**Your goal:** Pick out every line in the data below that holds "eller".

**Records:**
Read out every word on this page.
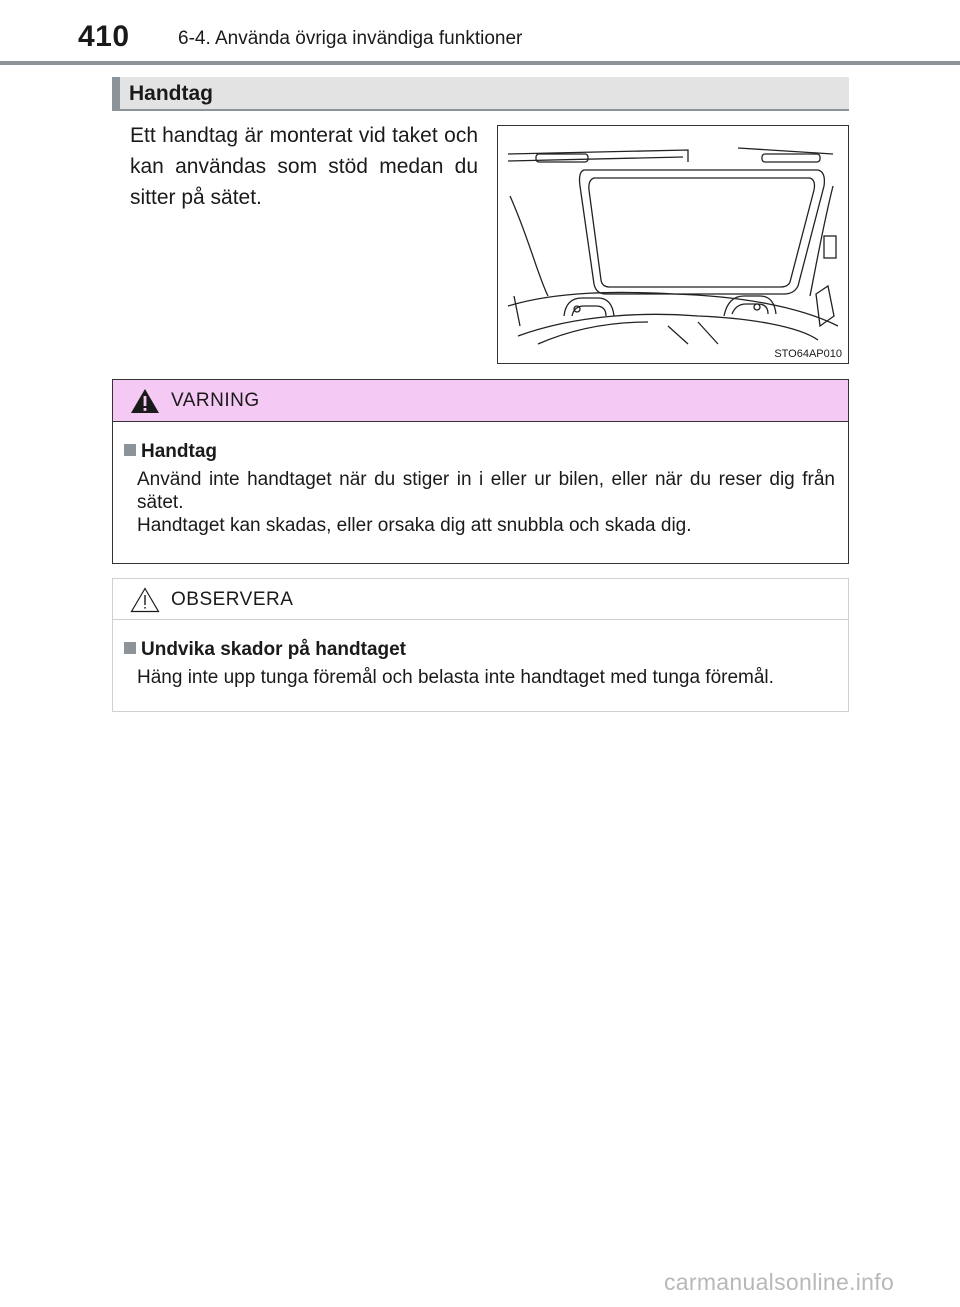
410	6-4. Använda övriga invändiga funktioner
Handtag
Ett handtag är monterat vid taket och kan användas som stöd medan du sitter på sätet.
STO64AP010
VARNING
Handtag

Använd inte handtaget när du stiger in i eller ur bilen, eller när du reser dig från sätet.

Handtaget kan skadas, eller orsaka dig att snubbla och skada dig.

OBSERVERA
Undvika skador på handtaget

Häng inte upp tunga föremål och belasta inte handtaget med tunga föremål.

carmanualsonline.info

**The solution:**
Använd inte handtaget när du stiger in i eller ur bilen, eller när du reser dig från sätet.
Handtaget kan skadas, eller orsaka dig att snubbla och skada dig.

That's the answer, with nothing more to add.